Exercise description:
Put every line of the material into a JSON list of strings, one string per line, and leave out any blank lines.

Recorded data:
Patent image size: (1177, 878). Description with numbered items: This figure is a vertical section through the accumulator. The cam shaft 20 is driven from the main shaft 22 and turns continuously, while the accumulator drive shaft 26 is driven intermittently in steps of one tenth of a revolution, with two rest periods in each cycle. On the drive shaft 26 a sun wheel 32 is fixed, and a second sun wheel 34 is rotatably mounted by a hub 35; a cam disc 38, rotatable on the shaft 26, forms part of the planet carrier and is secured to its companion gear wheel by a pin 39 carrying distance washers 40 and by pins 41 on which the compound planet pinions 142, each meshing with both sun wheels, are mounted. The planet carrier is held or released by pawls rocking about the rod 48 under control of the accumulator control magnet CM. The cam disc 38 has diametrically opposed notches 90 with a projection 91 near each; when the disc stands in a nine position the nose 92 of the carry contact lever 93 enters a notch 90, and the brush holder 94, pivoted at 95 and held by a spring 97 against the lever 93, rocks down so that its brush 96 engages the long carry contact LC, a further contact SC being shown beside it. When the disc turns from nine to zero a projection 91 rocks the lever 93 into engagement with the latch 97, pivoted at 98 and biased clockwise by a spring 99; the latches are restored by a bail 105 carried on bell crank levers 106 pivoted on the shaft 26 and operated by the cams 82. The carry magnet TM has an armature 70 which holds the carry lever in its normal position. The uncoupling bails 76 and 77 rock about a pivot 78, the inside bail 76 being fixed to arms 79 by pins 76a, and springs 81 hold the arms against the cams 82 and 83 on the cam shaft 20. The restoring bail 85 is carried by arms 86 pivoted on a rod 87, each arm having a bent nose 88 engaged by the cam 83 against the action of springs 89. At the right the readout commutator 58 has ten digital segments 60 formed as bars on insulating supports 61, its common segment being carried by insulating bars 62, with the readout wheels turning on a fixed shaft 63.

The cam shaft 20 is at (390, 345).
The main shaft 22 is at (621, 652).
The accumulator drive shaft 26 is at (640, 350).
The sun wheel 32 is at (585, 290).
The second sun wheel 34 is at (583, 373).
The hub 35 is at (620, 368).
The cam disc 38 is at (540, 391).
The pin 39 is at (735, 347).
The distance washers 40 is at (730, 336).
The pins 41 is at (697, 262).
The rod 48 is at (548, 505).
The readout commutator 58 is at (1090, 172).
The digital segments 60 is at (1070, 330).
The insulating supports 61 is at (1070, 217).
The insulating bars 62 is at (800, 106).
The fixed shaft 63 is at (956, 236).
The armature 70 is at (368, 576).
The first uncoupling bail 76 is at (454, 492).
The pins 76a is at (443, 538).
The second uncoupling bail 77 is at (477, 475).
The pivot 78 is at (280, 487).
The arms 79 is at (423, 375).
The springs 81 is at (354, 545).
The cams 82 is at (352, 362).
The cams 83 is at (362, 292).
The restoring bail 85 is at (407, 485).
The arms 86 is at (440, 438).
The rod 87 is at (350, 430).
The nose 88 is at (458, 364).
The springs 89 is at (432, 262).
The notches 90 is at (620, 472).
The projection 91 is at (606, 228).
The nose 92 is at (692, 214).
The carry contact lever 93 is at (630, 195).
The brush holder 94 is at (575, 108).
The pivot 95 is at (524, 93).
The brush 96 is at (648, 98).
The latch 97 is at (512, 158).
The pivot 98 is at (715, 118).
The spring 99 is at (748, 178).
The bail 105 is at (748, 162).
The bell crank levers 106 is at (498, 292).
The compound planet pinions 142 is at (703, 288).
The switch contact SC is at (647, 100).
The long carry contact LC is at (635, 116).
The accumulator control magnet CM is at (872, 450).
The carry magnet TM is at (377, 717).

Expected answer:
[
  "Patent image size: (1177, 878). Description with numbered items: This figure is a vertical section through the accumulator. The cam shaft 20 is driven from the main shaft 22 and turns continuously, while the accumulator drive shaft 26 is driven intermittently in steps of one tenth of a revolution, with two rest periods in each cycle. On the drive shaft 26 a sun wheel 32 is fixed, and a second sun wheel 34 is rotatably mounted by a hub 35; a cam disc 38, rotatable on the shaft 26, forms part of the planet carrier and is secured to its companion gear wheel by a pin 39 carrying distance washers 40 and by pins 41 on which the compound planet pinions 142, each meshing with both sun wheels, are mounted. The planet carrier is held or released by pawls rocking about the rod 48 under control of the accumulator control magnet CM. The cam disc 38 has diametrically opposed notches 90 with a projection 91 near each; when the disc stands in a nine position the nose 92 of the carry contact lever 93 enters a notch 90, and the brush holder 94, pivoted at 95 and held by a spring 97 against the lever 93, rocks down so that its brush 96 engages the long carry contact LC, a further contact SC being shown beside it. When the disc turns from nine to zero a projection 91 rocks the lever 93 into engagement with the latch 97, pivoted at 98 and biased clockwise by a spring 99; the latches are restored by a bail 105 carried on bell crank levers 106 pivoted on the shaft 26 and operated by the cams 82. The carry magnet TM has an armature 70 which holds the carry lever in its normal position. The uncoupling bails 76 and 77 rock about a pivot 78, the inside bail 76 being fixed to arms 79 by pins 76a, and springs 81 hold the arms against the cams 82 and 83 on the cam shaft 20. The restoring bail 85 is carried by arms 86 pivoted on a rod 87, each arm having a bent nose 88 engaged by the cam 83 against the action of springs 89. At the right the readout commutator 58 has ten digital segments 60 formed as bars on insulating supports 61, its common segment being carried by insulating bars 62, with the readout wheels turning on a fixed shaft 63.",
  "The cam shaft 20 is at (390, 345).",
  "The main shaft 22 is at (621, 652).",
  "The accumulator drive shaft 26 is at (640, 350).",
  "The sun wheel 32 is at (585, 290).",
  "The second sun wheel 34 is at (583, 373).",
  "The hub 35 is at (620, 368).",
  "The cam disc 38 is at (540, 391).",
  "The pin 39 is at (735, 347).",
  "The distance washers 40 is at (730, 336).",
  "The pins 41 is at (697, 262).",
  "The rod 48 is at (548, 505).",
  "The readout commutator 58 is at (1090, 172).",
  "The digital segments 60 is at (1070, 330).",
  "The insulating supports 61 is at (1070, 217).",
  "The insulating bars 62 is at (800, 106).",
  "The fixed shaft 63 is at (956, 236).",
  "The armature 70 is at (368, 576).",
  "The first uncoupling bail 76 is at (454, 492).",
  "The pins 76a is at (443, 538).",
  "The second uncoupling bail 77 is at (477, 475).",
  "The pivot 78 is at (280, 487).",
  "The arms 79 is at (423, 375).",
  "The springs 81 is at (354, 545).",
  "The cams 82 is at (352, 362).",
  "The cams 83 is at (362, 292).",
  "The restoring bail 85 is at (407, 485).",
  "The arms 86 is at (440, 438).",
  "The rod 87 is at (350, 430).",
  "The nose 88 is at (458, 364).",
  "The springs 89 is at (432, 262).",
  "The notches 90 is at (620, 472).",
  "The projection 91 is at (606, 228).",
  "The nose 92 is at (692, 214).",
  "The carry contact lever 93 is at (630, 195).",
  "The brush holder 94 is at (575, 108).",
  "The pivot 95 is at (524, 93).",
  "The brush 96 is at (648, 98).",
  "The latch 97 is at (512, 158).",
  "The pivot 98 is at (715, 118).",
  "The spring 99 is at (748, 178).",
  "The bail 105 is at (748, 162).",
  "The bell crank levers 106 is at (498, 292).",
  "The compound planet pinions 142 is at (703, 288).",
  "The switch contact SC is at (647, 100).",
  "The long carry contact LC is at (635, 116).",
  "The accumulator control magnet CM is at (872, 450).",
  "The carry magnet TM is at (377, 717)."
]